- **Figure collection entries**

● ● ● ● ● ● ●

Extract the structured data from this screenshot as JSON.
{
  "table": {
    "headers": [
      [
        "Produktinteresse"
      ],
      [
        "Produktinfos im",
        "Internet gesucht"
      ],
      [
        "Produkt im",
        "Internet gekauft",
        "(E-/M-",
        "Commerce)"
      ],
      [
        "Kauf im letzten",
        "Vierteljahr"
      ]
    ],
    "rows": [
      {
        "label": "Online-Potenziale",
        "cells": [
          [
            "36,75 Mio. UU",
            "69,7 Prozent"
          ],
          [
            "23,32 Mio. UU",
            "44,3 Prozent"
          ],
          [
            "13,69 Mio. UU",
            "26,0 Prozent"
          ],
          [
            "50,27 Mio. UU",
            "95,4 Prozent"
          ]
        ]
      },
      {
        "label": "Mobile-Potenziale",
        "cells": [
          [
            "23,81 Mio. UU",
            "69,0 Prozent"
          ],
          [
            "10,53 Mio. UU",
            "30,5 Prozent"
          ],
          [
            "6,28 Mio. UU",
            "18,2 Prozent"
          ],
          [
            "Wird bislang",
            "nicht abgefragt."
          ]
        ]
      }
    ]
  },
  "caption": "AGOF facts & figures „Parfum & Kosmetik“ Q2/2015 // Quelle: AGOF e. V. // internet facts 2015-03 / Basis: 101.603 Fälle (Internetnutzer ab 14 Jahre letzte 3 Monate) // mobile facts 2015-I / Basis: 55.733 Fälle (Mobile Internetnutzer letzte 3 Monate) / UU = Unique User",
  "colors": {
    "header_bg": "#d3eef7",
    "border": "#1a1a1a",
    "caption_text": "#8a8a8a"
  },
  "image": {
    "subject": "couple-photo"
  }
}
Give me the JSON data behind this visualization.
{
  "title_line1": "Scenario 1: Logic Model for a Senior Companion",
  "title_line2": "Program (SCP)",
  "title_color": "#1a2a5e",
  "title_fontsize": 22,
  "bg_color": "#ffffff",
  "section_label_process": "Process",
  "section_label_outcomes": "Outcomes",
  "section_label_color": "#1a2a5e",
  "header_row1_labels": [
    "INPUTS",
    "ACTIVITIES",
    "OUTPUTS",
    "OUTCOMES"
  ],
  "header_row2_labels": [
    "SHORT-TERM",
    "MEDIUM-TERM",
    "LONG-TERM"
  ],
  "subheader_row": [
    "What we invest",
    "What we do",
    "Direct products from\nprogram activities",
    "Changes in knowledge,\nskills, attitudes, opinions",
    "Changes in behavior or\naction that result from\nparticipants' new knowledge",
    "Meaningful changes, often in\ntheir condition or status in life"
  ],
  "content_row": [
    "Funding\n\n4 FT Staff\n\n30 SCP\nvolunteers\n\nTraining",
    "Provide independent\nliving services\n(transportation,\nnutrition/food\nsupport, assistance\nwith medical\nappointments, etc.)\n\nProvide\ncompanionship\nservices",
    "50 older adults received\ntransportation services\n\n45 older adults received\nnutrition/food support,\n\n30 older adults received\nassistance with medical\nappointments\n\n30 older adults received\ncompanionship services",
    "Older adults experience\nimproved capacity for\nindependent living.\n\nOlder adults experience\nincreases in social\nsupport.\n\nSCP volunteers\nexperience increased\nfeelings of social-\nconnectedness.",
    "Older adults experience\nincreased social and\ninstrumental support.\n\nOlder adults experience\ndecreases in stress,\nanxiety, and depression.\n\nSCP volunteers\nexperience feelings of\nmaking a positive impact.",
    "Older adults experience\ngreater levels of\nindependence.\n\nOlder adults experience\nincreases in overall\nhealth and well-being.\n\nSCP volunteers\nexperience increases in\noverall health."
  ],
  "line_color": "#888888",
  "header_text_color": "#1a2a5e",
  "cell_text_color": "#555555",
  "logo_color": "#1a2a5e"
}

● ● ● ● ● ● ●

- **Your instructions**
Your task is to retype all the records above with nothing left out.

- **Solution to this problem**
Extract the structured data from this screenshot as JSON.
{
  "table": {
    "headers": [
      [
        "Produktinteresse"
      ],
      [
        "Produktinfos im",
        "Internet gesucht"
      ],
      [
        "Produkt im",
        "Internet gekauft",
        "(E-/M-",
        "Commerce)"
      ],
      [
        "Kauf im letzten",
        "Vierteljahr"
      ]
    ],
    "rows": [
      {
        "label": "Online-Potenziale",
        "cells": [
          [
            "36,75 Mio. UU",
            "69,7 Prozent"
          ],
          [
            "23,32 Mio. UU",
            "44,3 Prozent"
          ],
          [
            "13,69 Mio. UU",
            "26,0 Prozent"
          ],
          [
            "50,27 Mio. UU",
            "95,4 Prozent"
          ]
        ]
      },
      {
        "label": "Mobile-Potenziale",
        "cells": [
          [
            "23,81 Mio. UU",
            "69,0 Prozent"
          ],
          [
            "10,53 Mio. UU",
            "30,5 Prozent"
          ],
          [
            "6,28 Mio. UU",
            "18,2 Prozent"
          ],
          [
            "Wird bislang",
            "nicht abgefragt."
          ]
        ]
      }
    ]
  },
  "caption": "AGOF facts & figures „Parfum & Kosmetik“ Q2/2015 // Quelle: AGOF e. V. // internet facts 2015-03 / Basis: 101.603 Fälle (Internetnutzer ab 14 Jahre letzte 3 Monate) // mobile facts 2015-I / Basis: 55.733 Fälle (Mobile Internetnutzer letzte 3 Monate) / UU = Unique User",
  "colors": {
    "header_bg": "#d3eef7",
    "border": "#1a1a1a",
    "caption_text": "#8a8a8a"
  },
  "image": {
    "subject": "couple-photo"
  }
}
Give me the JSON data behind this visualization.
{
  "title_line1": "Scenario 1: Logic Model for a Senior Companion",
  "title_line2": "Program (SCP)",
  "title_color": "#1a2a5e",
  "title_fontsize": 22,
  "bg_color": "#ffffff",
  "section_label_process": "Process",
  "section_label_outcomes": "Outcomes",
  "section_label_color": "#1a2a5e",
  "header_row1_labels": [
    "INPUTS",
    "ACTIVITIES",
    "OUTPUTS",
    "OUTCOMES"
  ],
  "header_row2_labels": [
    "SHORT-TERM",
    "MEDIUM-TERM",
    "LONG-TERM"
  ],
  "subheader_row": [
    "What we invest",
    "What we do",
    "Direct products from\nprogram activities",
    "Changes in knowledge,\nskills, attitudes, opinions",
    "Changes in behavior or\naction that result from\nparticipants' new knowledge",
    "Meaningful changes, often in\ntheir condition or status in life"
  ],
  "content_row": [
    "Funding\n\n4 FT Staff\n\n30 SCP\nvolunteers\n\nTraining",
    "Provide independent\nliving services\n(transportation,\nnutrition/food\nsupport, assistance\nwith medical\nappointments, etc.)\n\nProvide\ncompanionship\nservices",
    "50 older adults received\ntransportation services\n\n45 older adults received\nnutrition/food support,\n\n30 older adults received\nassistance with medical\nappointments\n\n30 older adults received\ncompanionship services",
    "Older adults experience\nimproved capacity for\nindependent living.\n\nOlder adults experience\nincreases in social\nsupport.\n\nSCP volunteers\nexperience increased\nfeelings of social-\nconnectedness.",
    "Older adults experience\nincreased social and\ninstrumental support.\n\nOlder adults experience\ndecreases in stress,\nanxiety, and depression.\n\nSCP volunteers\nexperience feelings of\nmaking a positive impact.",
    "Older adults experience\ngreater levels of\nindependence.\n\nOlder adults experience\nincreases in overall\nhealth and well-being.\n\nSCP volunteers\nexperience increases in\noverall health."
  ],
  "line_color": "#888888",
  "header_text_color": "#1a2a5e",
  "cell_text_color": "#555555",
  "logo_color": "#1a2a5e"
}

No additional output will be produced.